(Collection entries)

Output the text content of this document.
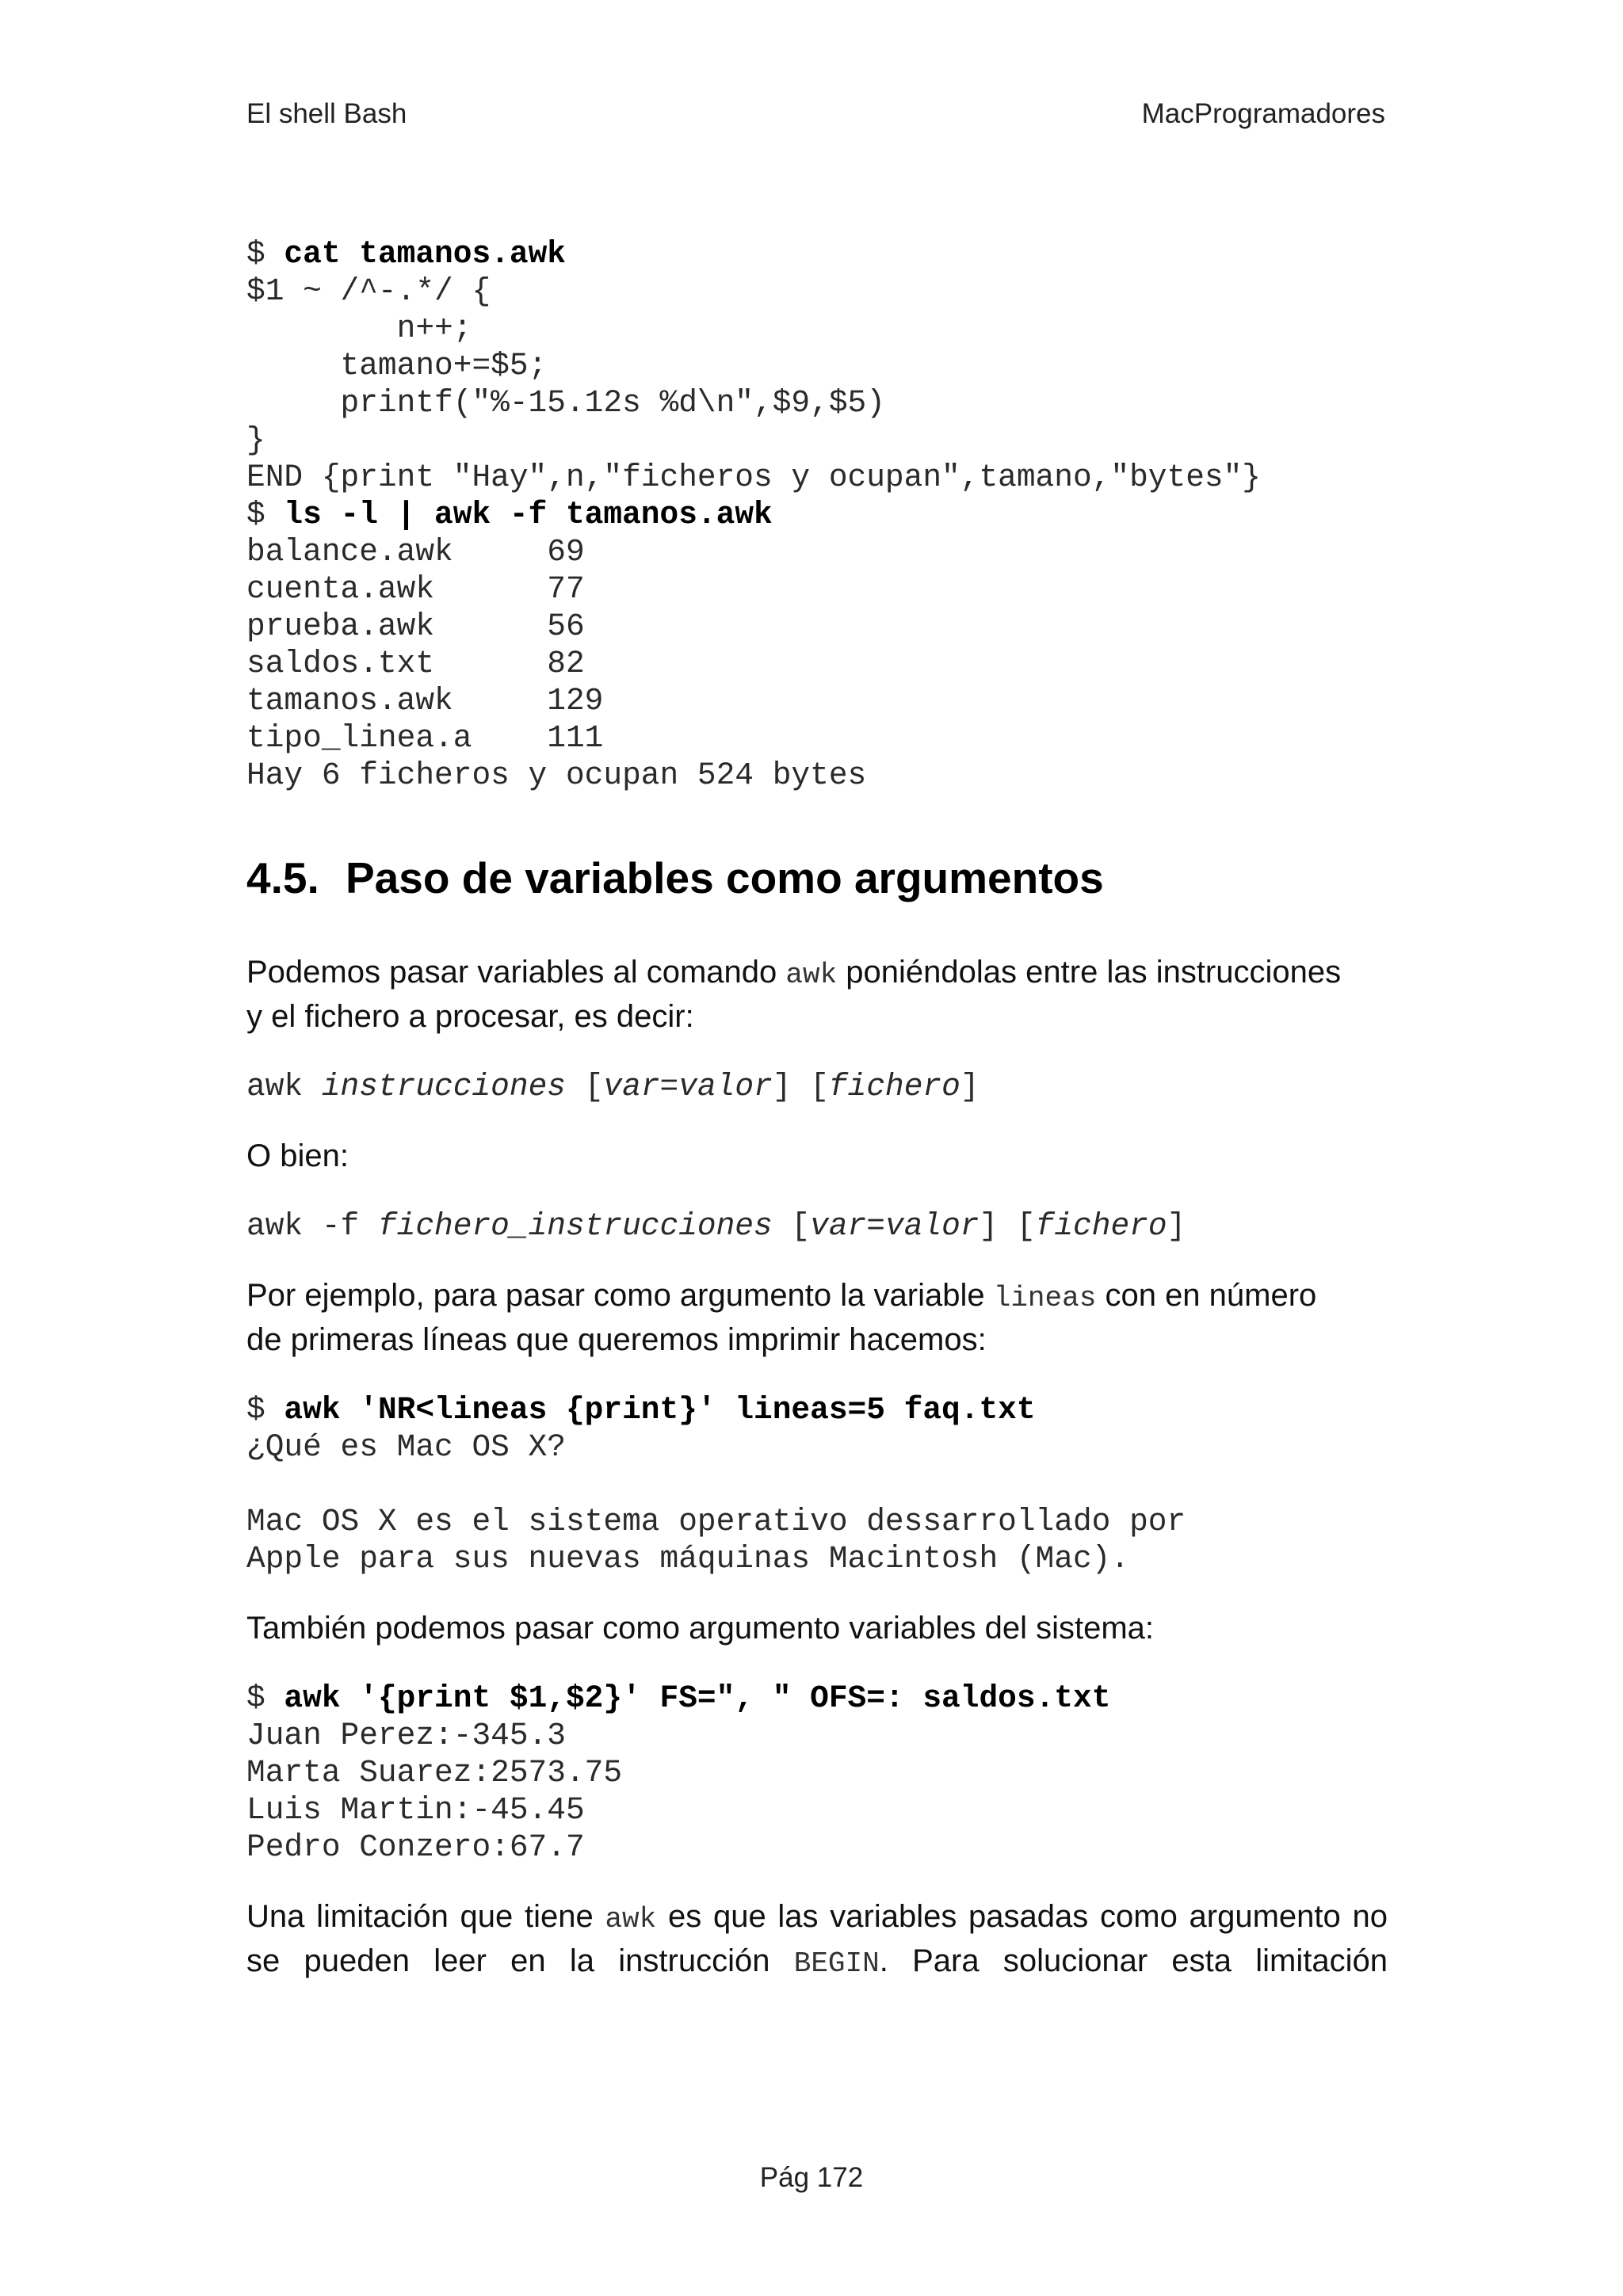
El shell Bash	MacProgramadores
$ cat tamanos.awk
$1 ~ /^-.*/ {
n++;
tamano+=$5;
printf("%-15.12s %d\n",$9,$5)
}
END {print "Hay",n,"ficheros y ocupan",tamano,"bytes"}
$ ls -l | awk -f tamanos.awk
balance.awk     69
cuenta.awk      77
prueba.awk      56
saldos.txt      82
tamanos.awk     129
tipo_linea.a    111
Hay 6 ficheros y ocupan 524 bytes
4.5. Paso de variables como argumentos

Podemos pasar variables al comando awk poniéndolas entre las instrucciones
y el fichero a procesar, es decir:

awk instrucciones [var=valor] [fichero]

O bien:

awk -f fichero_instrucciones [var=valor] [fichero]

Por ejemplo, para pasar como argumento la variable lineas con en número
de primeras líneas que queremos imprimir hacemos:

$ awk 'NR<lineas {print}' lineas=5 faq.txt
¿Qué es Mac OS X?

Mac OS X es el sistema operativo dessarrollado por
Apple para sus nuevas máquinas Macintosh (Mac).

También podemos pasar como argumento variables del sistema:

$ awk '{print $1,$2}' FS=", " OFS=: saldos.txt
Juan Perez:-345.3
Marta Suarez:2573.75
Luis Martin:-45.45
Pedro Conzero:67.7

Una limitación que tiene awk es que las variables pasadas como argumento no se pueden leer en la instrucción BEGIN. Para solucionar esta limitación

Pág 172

Do this:
Give the entries again word for word, but skip the pictures.

Exercise result:
Output the text content of this document.
El shell Bash	MacProgramadores
$ cat tamanos.awk
$1 ~ /^-.*/ {
n++;
tamano+=$5;
printf("%-15.12s %d\n",$9,$5)
}
END {print "Hay",n,"ficheros y ocupan",tamano,"bytes"}
$ ls -l | awk -f tamanos.awk
balance.awk     69
cuenta.awk      77
prueba.awk      56
saldos.txt      82
tamanos.awk     129
tipo_linea.a    111
Hay 6 ficheros y ocupan 524 bytes
4.5. Paso de variables como argumentos

Podemos pasar variables al comando awk poniéndolas entre las instrucciones
y el fichero a procesar, es decir:

awk instrucciones [var=valor] [fichero]

O bien:

awk -f fichero_instrucciones [var=valor] [fichero]

Por ejemplo, para pasar como argumento la variable lineas con en número
de primeras líneas que queremos imprimir hacemos:

$ awk 'NR<lineas {print}' lineas=5 faq.txt
¿Qué es Mac OS X?

Mac OS X es el sistema operativo dessarrollado por
Apple para sus nuevas máquinas Macintosh (Mac).

También podemos pasar como argumento variables del sistema:

$ awk '{print $1,$2}' FS=", " OFS=: saldos.txt
Juan Perez:-345.3
Marta Suarez:2573.75
Luis Martin:-45.45
Pedro Conzero:67.7

Una limitación que tiene awk es que las variables pasadas como argumento no se pueden leer en la instrucción BEGIN. Para solucionar esta limitación

Pág 172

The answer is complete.